▶ _MATERIALS PROVIDED_:
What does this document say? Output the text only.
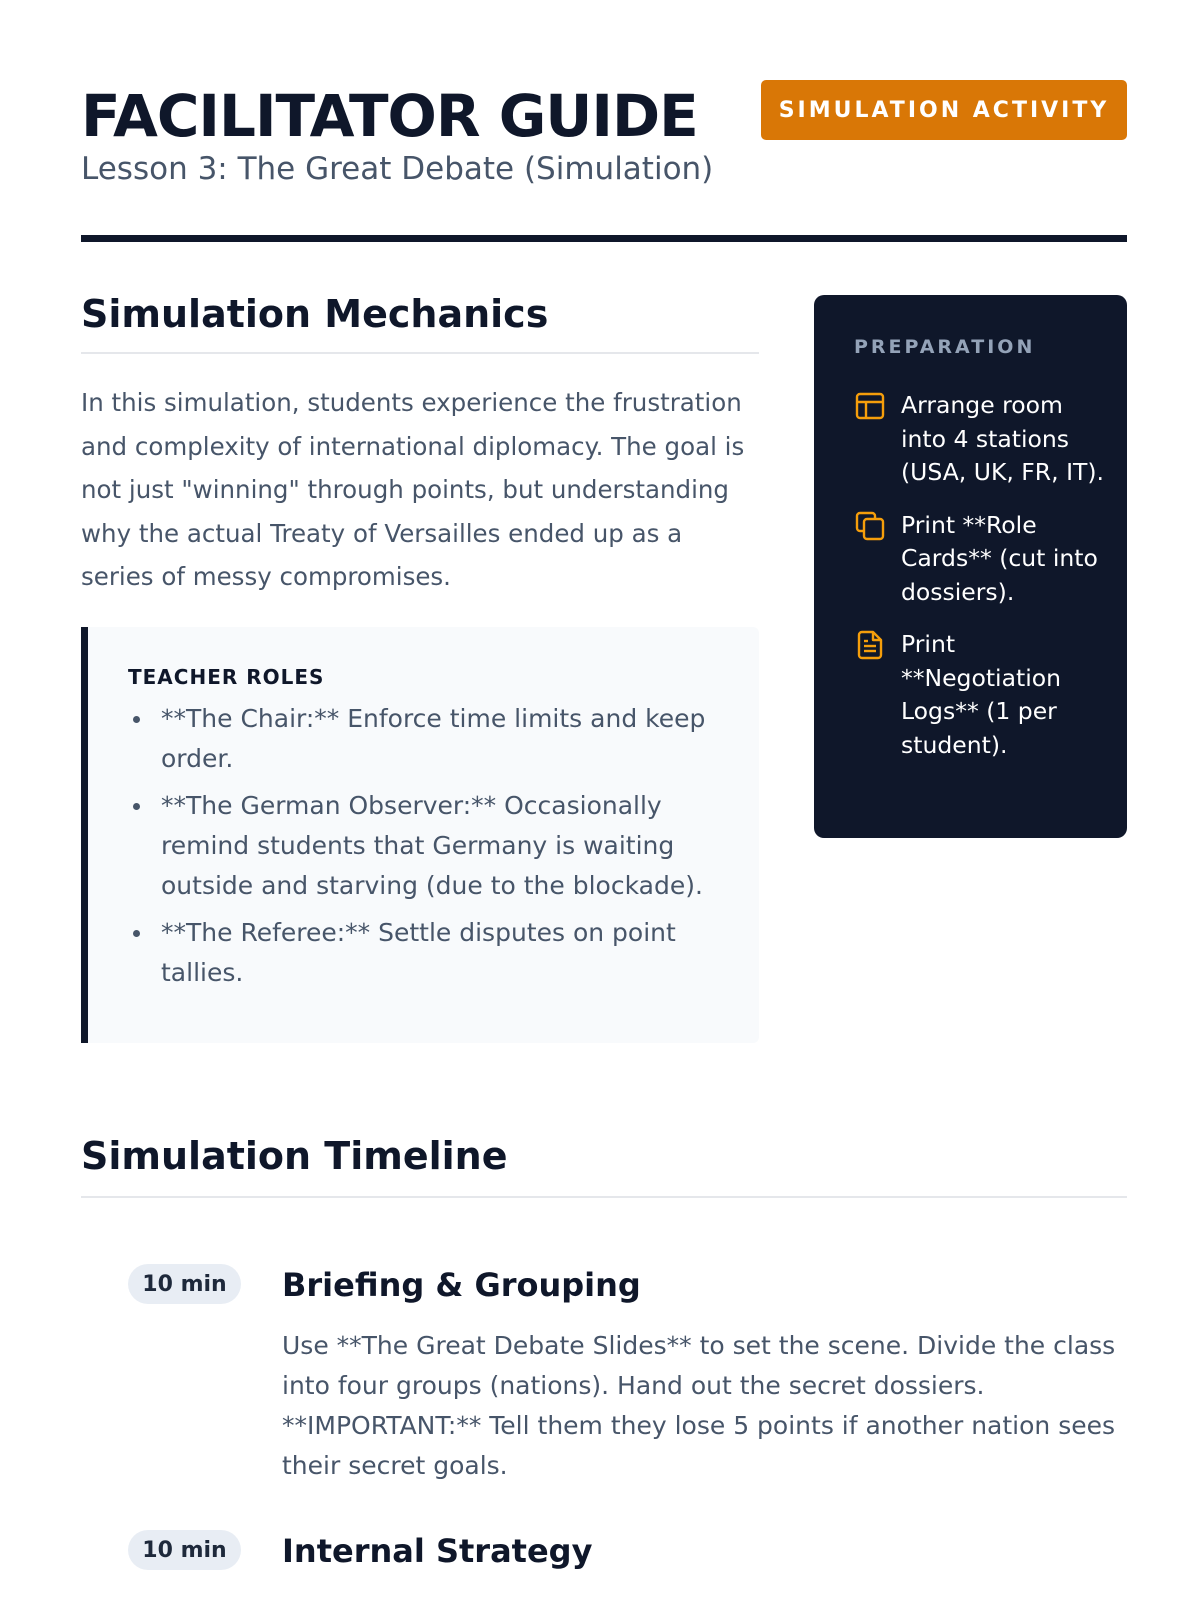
FACILITATOR GUIDE
Lesson 3: The Great Debate (Simulation)
SIMULATION ACTIVITY
Simulation Mechanics

In this simulation, students experience the frustration and complexity of international diplomacy. The goal is not just "winning" through points, but understanding why the actual Treaty of Versailles ended up as a series of messy compromises.

TEACHER ROLES
**The Chair:** Enforce time limits and keep order.
**The German Observer:** Occasionally remind students that Germany is waiting outside and starving (due to the blockade).
**The Referee:** Settle disputes on point tallies.
PREPARATION
Arrange room into 4 stations (USA, UK, FR, IT).
Print **Role Cards** (cut into dossiers).
Print **Negotiation Logs** (1 per student).
Simulation Timeline
10 min	Briefing & Grouping

Use **The Great Debate Slides** to set the scene. Divide the class into four groups (nations). Hand out the secret dossiers. **IMPORTANT:** Tell them they lose 5 points if another nation sees their secret goals.

10 min	Internal Strategy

▶ _EXERCISE REQUIREMENTS_:
Repeat all of the records verbatim, leaving out the pictures.

▶ _THE OUTPUT_:
What does this document say? Output the text only.
FACILITATOR GUIDE
Lesson 3: The Great Debate (Simulation)
SIMULATION ACTIVITY
Simulation Mechanics

In this simulation, students experience the frustration and complexity of international diplomacy. The goal is not just "winning" through points, but understanding why the actual Treaty of Versailles ended up as a series of messy compromises.

TEACHER ROLES
**The Chair:** Enforce time limits and keep order.
**The German Observer:** Occasionally remind students that Germany is waiting outside and starving (due to the blockade).
**The Referee:** Settle disputes on point tallies.
PREPARATION
Arrange room into 4 stations (USA, UK, FR, IT).
Print **Role Cards** (cut into dossiers).
Print **Negotiation Logs** (1 per student).
Simulation Timeline
10 min	Briefing & Grouping

Use **The Great Debate Slides** to set the scene. Divide the class into four groups (nations). Hand out the secret dossiers. **IMPORTANT:** Tell them they lose 5 points if another nation sees their secret goals.

10 min	Internal Strategy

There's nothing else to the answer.